** Begin Input for this task **
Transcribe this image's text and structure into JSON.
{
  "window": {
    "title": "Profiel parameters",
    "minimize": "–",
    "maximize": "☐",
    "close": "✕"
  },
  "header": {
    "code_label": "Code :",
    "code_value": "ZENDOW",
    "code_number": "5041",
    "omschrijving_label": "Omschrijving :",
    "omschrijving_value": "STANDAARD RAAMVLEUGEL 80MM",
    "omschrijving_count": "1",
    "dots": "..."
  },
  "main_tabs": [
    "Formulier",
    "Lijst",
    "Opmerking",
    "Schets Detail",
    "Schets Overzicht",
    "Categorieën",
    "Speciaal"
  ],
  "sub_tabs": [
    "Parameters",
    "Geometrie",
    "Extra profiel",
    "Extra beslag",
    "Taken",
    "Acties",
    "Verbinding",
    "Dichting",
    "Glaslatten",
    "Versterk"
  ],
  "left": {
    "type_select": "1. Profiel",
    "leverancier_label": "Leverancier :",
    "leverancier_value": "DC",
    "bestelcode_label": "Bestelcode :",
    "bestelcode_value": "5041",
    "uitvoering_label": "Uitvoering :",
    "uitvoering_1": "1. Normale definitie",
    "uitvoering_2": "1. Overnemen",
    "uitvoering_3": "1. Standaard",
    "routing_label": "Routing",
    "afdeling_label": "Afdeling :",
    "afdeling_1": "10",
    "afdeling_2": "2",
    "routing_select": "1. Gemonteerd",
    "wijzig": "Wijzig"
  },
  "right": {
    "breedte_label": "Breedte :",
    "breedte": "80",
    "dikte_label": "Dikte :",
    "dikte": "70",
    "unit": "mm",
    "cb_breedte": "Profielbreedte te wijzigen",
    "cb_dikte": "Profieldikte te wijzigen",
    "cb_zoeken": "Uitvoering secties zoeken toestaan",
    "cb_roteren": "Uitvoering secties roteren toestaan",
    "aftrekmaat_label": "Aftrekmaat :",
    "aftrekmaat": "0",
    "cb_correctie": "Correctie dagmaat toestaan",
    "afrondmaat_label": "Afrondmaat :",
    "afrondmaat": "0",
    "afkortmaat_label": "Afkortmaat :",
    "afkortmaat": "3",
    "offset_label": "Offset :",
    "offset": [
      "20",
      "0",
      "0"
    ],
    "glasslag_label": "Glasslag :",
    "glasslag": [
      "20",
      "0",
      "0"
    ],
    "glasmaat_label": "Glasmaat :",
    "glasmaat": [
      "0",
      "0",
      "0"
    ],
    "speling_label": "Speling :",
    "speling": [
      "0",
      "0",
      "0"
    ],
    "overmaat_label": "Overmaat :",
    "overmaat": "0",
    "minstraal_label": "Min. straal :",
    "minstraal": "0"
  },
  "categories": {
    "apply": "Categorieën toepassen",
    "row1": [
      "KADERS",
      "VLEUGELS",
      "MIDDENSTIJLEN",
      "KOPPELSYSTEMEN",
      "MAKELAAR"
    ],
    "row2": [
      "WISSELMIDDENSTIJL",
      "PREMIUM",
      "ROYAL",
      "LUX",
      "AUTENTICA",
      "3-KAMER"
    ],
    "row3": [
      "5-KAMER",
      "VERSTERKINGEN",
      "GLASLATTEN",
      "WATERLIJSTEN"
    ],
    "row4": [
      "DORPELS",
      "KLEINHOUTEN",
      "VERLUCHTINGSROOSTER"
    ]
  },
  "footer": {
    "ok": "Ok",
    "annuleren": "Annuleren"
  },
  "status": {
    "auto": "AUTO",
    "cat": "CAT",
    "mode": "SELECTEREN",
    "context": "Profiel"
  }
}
** End Input for this task **
• **Challenge**: Copy out the whole listing exactly; please set it all down.

• **Right answer**:
Transcribe this image's text and structure into JSON.
{
  "window": {
    "title": "Profiel parameters",
    "minimize": "–",
    "maximize": "☐",
    "close": "✕"
  },
  "header": {
    "code_label": "Code :",
    "code_value": "ZENDOW",
    "code_number": "5041",
    "omschrijving_label": "Omschrijving :",
    "omschrijving_value": "STANDAARD RAAMVLEUGEL 80MM",
    "omschrijving_count": "1",
    "dots": "..."
  },
  "main_tabs": [
    "Formulier",
    "Lijst",
    "Opmerking",
    "Schets Detail",
    "Schets Overzicht",
    "Categorieën",
    "Speciaal"
  ],
  "sub_tabs": [
    "Parameters",
    "Geometrie",
    "Extra profiel",
    "Extra beslag",
    "Taken",
    "Acties",
    "Verbinding",
    "Dichting",
    "Glaslatten",
    "Versterk"
  ],
  "left": {
    "type_select": "1. Profiel",
    "leverancier_label": "Leverancier :",
    "leverancier_value": "DC",
    "bestelcode_label": "Bestelcode :",
    "bestelcode_value": "5041",
    "uitvoering_label": "Uitvoering :",
    "uitvoering_1": "1. Normale definitie",
    "uitvoering_2": "1. Overnemen",
    "uitvoering_3": "1. Standaard",
    "routing_label": "Routing",
    "afdeling_label": "Afdeling :",
    "afdeling_1": "10",
    "afdeling_2": "2",
    "routing_select": "1. Gemonteerd",
    "wijzig": "Wijzig"
  },
  "right": {
    "breedte_label": "Breedte :",
    "breedte": "80",
    "dikte_label": "Dikte :",
    "dikte": "70",
    "unit": "mm",
    "cb_breedte": "Profielbreedte te wijzigen",
    "cb_dikte": "Profieldikte te wijzigen",
    "cb_zoeken": "Uitvoering secties zoeken toestaan",
    "cb_roteren": "Uitvoering secties roteren toestaan",
    "aftrekmaat_label": "Aftrekmaat :",
    "aftrekmaat": "0",
    "cb_correctie": "Correctie dagmaat toestaan",
    "afrondmaat_label": "Afrondmaat :",
    "afrondmaat": "0",
    "afkortmaat_label": "Afkortmaat :",
    "afkortmaat": "3",
    "offset_label": "Offset :",
    "offset": [
      "20",
      "0",
      "0"
    ],
    "glasslag_label": "Glasslag :",
    "glasslag": [
      "20",
      "0",
      "0"
    ],
    "glasmaat_label": "Glasmaat :",
    "glasmaat": [
      "0",
      "0",
      "0"
    ],
    "speling_label": "Speling :",
    "speling": [
      "0",
      "0",
      "0"
    ],
    "overmaat_label": "Overmaat :",
    "overmaat": "0",
    "minstraal_label": "Min. straal :",
    "minstraal": "0"
  },
  "categories": {
    "apply": "Categorieën toepassen",
    "row1": [
      "KADERS",
      "VLEUGELS",
      "MIDDENSTIJLEN",
      "KOPPELSYSTEMEN",
      "MAKELAAR"
    ],
    "row2": [
      "WISSELMIDDENSTIJL",
      "PREMIUM",
      "ROYAL",
      "LUX",
      "AUTENTICA",
      "3-KAMER"
    ],
    "row3": [
      "5-KAMER",
      "VERSTERKINGEN",
      "GLASLATTEN",
      "WATERLIJSTEN"
    ],
    "row4": [
      "DORPELS",
      "KLEINHOUTEN",
      "VERLUCHTINGSROOSTER"
    ]
  },
  "footer": {
    "ok": "Ok",
    "annuleren": "Annuleren"
  },
  "status": {
    "auto": "AUTO",
    "cat": "CAT",
    "mode": "SELECTEREN",
    "context": "Profiel"
  }
}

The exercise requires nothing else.